Data records

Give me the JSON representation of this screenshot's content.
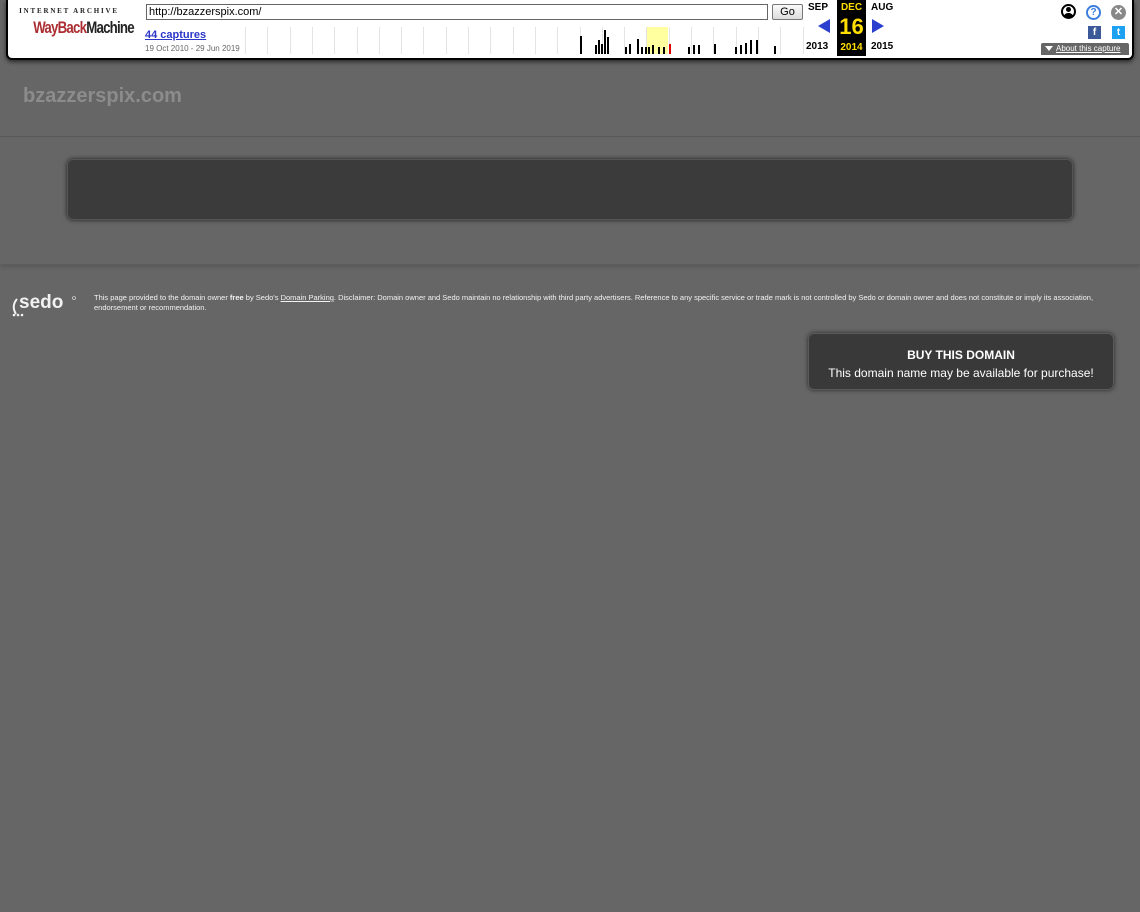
{
  "wayback": {
    "logo_top": "INTERNET ARCHIVE",
    "logo_way": "WayBack",
    "logo_machine": "Machine",
    "url": "http://bzazzerspix.com/",
    "go_label": "Go",
    "captures_label": "44 captures",
    "date_range": "19 Oct 2010 - 29 Jun 2019",
    "prev_month": "SEP",
    "cur_month": "DEC",
    "next_month": "AUG",
    "cur_day": "16",
    "prev_year": "2013",
    "cur_year": "2014",
    "next_year": "2015",
    "about_label": "About this capture",
    "icons": [
      "user-icon",
      "help-icon",
      "close-icon",
      "facebook-icon",
      "twitter-icon"
    ],
    "colors": {
      "arrow": "#2b3fcf",
      "current": "#ffde00",
      "highlight": "#ffffa0"
    }
  },
  "site": {
    "title": "bzazzerspix.com"
  },
  "footer": {
    "sedo_logo": "sedo",
    "disclaimer_pre": "This page provided to the domain owner ",
    "disclaimer_free": "free",
    "disclaimer_mid": " by Sedo's ",
    "disclaimer_link": "Domain Parking",
    "disclaimer_post": ". Disclaimer: Domain owner and Sedo maintain no relationship with third party advertisers. Reference to any specific service or trade mark is not controlled by Sedo or domain owner and does not constitute or imply its association, endorsement or recommendation."
  },
  "buy": {
    "title": "BUY THIS DOMAIN",
    "subtitle": "This domain name may be available for purchase!"
  }
}
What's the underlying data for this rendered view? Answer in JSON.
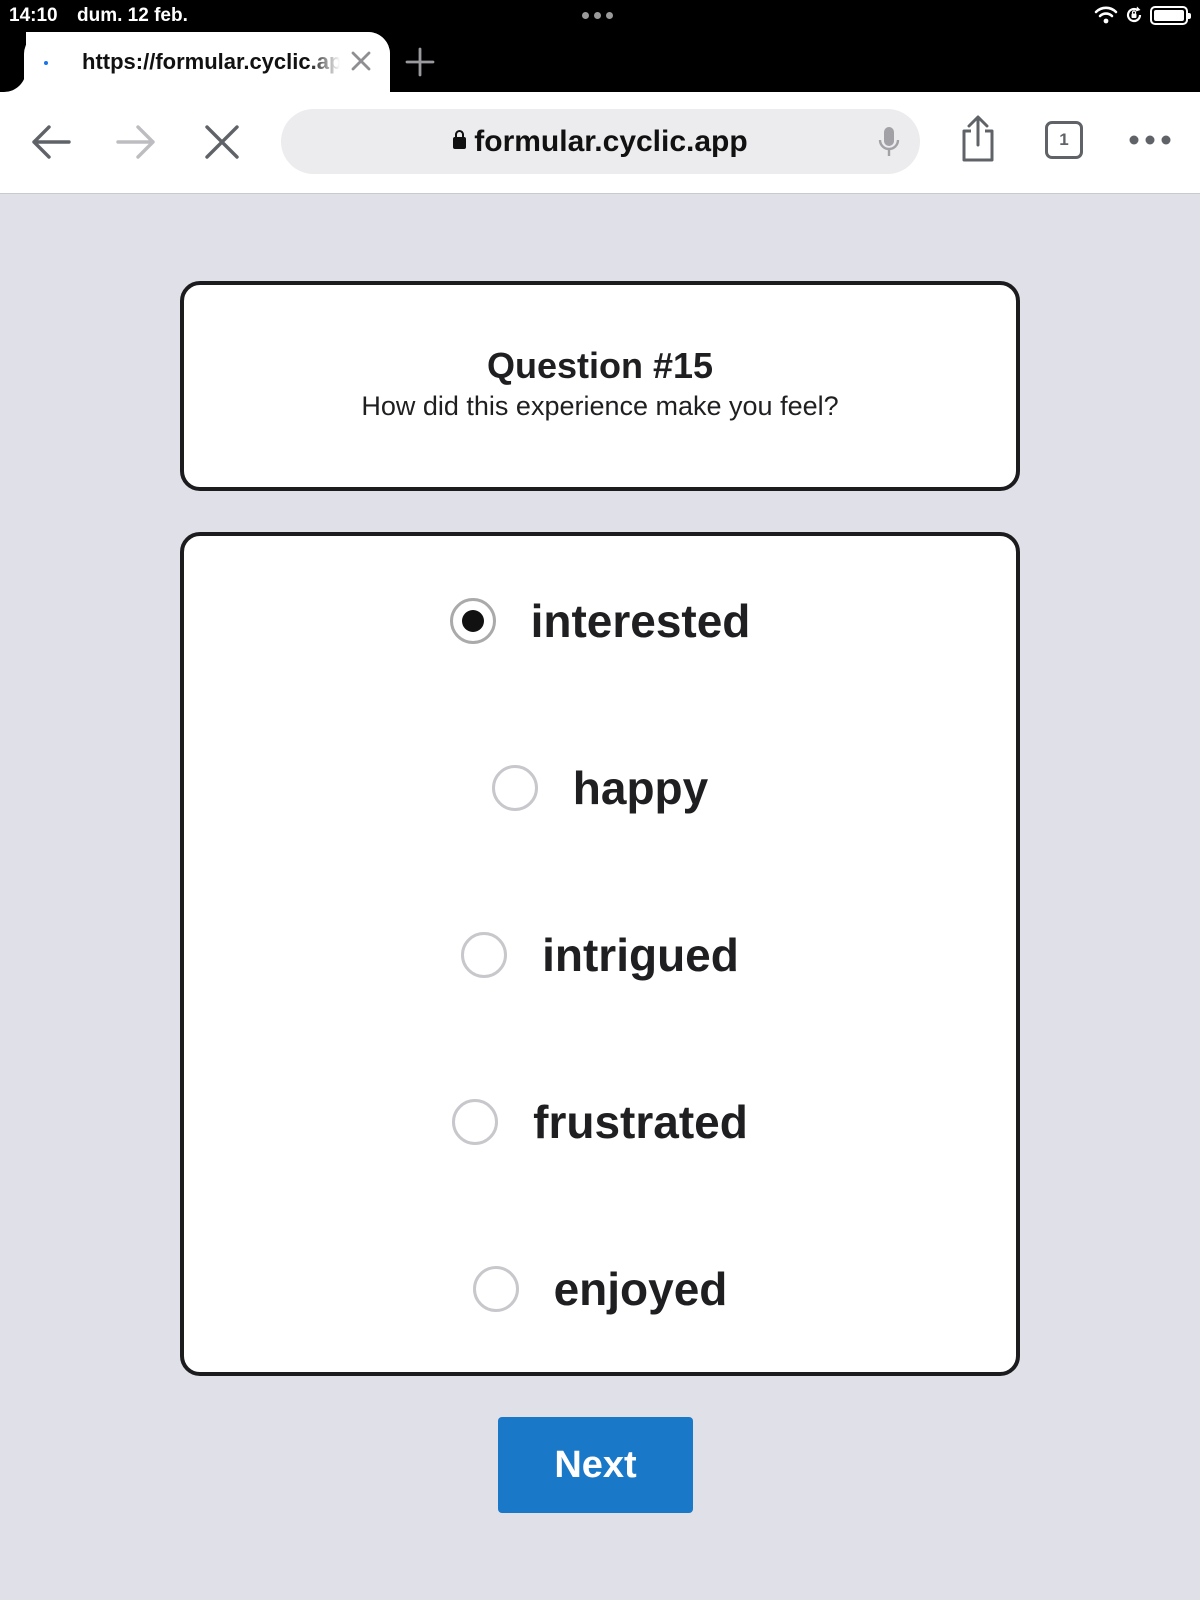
{
  "status_bar": {
    "time": "14:10",
    "date": "dum. 12 feb.",
    "icons": [
      "wifi-icon",
      "orientation-lock-icon",
      "battery-icon"
    ]
  },
  "browser": {
    "tab_title": "https://formular.cyclic.app",
    "address": "formular.cyclic.app",
    "tab_count": "1",
    "icons": [
      "back-arrow-icon",
      "forward-arrow-icon",
      "stop-loading-icon",
      "lock-icon",
      "microphone-icon",
      "share-icon",
      "tabs-icon",
      "more-icon",
      "new-tab-icon",
      "tab-close-icon"
    ]
  },
  "question": {
    "title": "Question #15",
    "text": "How did this experience make you feel?"
  },
  "options": [
    {
      "label": "interested",
      "checked": true
    },
    {
      "label": "happy",
      "checked": false
    },
    {
      "label": "intrigued",
      "checked": false
    },
    {
      "label": "frustrated",
      "checked": false
    },
    {
      "label": "enjoyed",
      "checked": false
    }
  ],
  "next_label": "Next",
  "colors": {
    "page_background": "#dfe0e8",
    "button": "#1a78c8",
    "card_border": "#1c1c1e"
  }
}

## [Your task]
Go through the entries above and print each one exactly, minus the pictures.

## [Result for this task]
Give me the JSON representation of this screenshot's content.
{
  "wayback": {
    "logo_top": "INTERNET ARCHIVE",
    "logo_way": "WayBack",
    "logo_machine": "Machine",
    "url": "http://bzazzerspix.com/",
    "go_label": "Go",
    "captures_label": "44 captures",
    "date_range": "19 Oct 2010 - 29 Jun 2019",
    "prev_month": "SEP",
    "cur_month": "DEC",
    "next_month": "AUG",
    "cur_day": "16",
    "prev_year": "2013",
    "cur_year": "2014",
    "next_year": "2015",
    "about_label": "About this capture",
    "icons": [
      "user-icon",
      "help-icon",
      "close-icon",
      "facebook-icon",
      "twitter-icon"
    ],
    "colors": {
      "arrow": "#2b3fcf",
      "current": "#ffde00",
      "highlight": "#ffffa0"
    }
  },
  "site": {
    "title": "bzazzerspix.com"
  },
  "footer": {
    "sedo_logo": "sedo",
    "disclaimer_pre": "This page provided to the domain owner ",
    "disclaimer_free": "free",
    "disclaimer_mid": " by Sedo's ",
    "disclaimer_link": "Domain Parking",
    "disclaimer_post": ". Disclaimer: Domain owner and Sedo maintain no relationship with third party advertisers. Reference to any specific service or trade mark is not controlled by Sedo or domain owner and does not constitute or imply its association, endorsement or recommendation."
  },
  "buy": {
    "title": "BUY THIS DOMAIN",
    "subtitle": "This domain name may be available for purchase!"
  }
}
What's the underlying data for this rendered view? Answer in JSON.
{
  "status_bar": {
    "time": "14:10",
    "date": "dum. 12 feb.",
    "icons": [
      "wifi-icon",
      "orientation-lock-icon",
      "battery-icon"
    ]
  },
  "browser": {
    "tab_title": "https://formular.cyclic.app",
    "address": "formular.cyclic.app",
    "tab_count": "1",
    "icons": [
      "back-arrow-icon",
      "forward-arrow-icon",
      "stop-loading-icon",
      "lock-icon",
      "microphone-icon",
      "share-icon",
      "tabs-icon",
      "more-icon",
      "new-tab-icon",
      "tab-close-icon"
    ]
  },
  "question": {
    "title": "Question #15",
    "text": "How did this experience make you feel?"
  },
  "options": [
    {
      "label": "interested",
      "checked": true
    },
    {
      "label": "happy",
      "checked": false
    },
    {
      "label": "intrigued",
      "checked": false
    },
    {
      "label": "frustrated",
      "checked": false
    },
    {
      "label": "enjoyed",
      "checked": false
    }
  ],
  "next_label": "Next",
  "colors": {
    "page_background": "#dfe0e8",
    "button": "#1a78c8",
    "card_border": "#1c1c1e"
  }
}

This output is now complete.